Goal: Work out how many lines of the listing hold "content", then state only that count.
## BEGIN
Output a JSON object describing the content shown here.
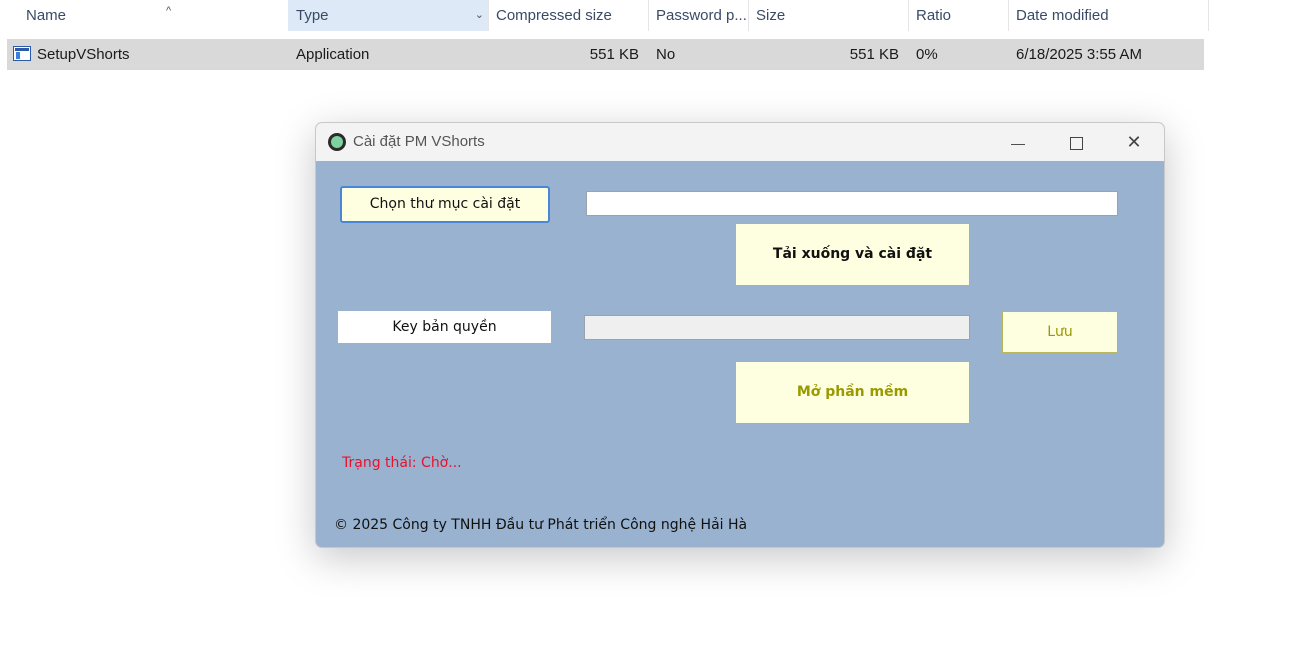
{
  "explorer": {
    "columns": {
      "name": "Name",
      "type": "Type",
      "compressed_size": "Compressed size",
      "password": "Password p...",
      "size": "Size",
      "ratio": "Ratio",
      "date_modified": "Date modified"
    },
    "sort_indicator": "^",
    "type_dropdown_icon": "chevron-down",
    "rows": [
      {
        "name": "SetupVShorts",
        "type": "Application",
        "compressed_size": "551 KB",
        "password": "No",
        "size": "551 KB",
        "ratio": "0%",
        "date_modified": "6/18/2025 3:55 AM"
      }
    ]
  },
  "dialog": {
    "title": "Cài đặt PM VShorts",
    "title_buttons": {
      "minimize": "—",
      "close": "✕"
    },
    "choose_folder_label": "Chọn thư mục cài đặt",
    "install_path_value": "",
    "download_install_label": "Tải xuống và cài đặt",
    "license_key_label": "Key bản quyền",
    "license_key_value": "",
    "save_label": "Lưu",
    "open_app_label": "Mở phần mềm",
    "status_text": "Trạng thái: Chờ...",
    "copyright": "© 2025 Công ty TNHH Đầu tư Phát triển Công nghệ Hải Hà",
    "colors": {
      "window_bg": "#98b2d0",
      "button_bg": "#fefee0",
      "status": "#e8122c",
      "accent_button_text": "#9a9a00"
    }
  }
}
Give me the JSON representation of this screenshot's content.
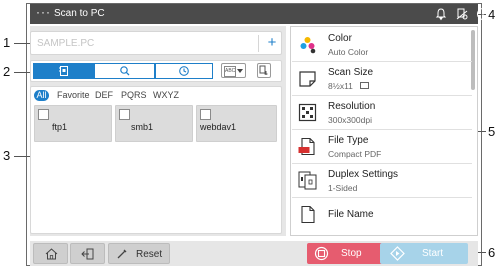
## END
Output: 2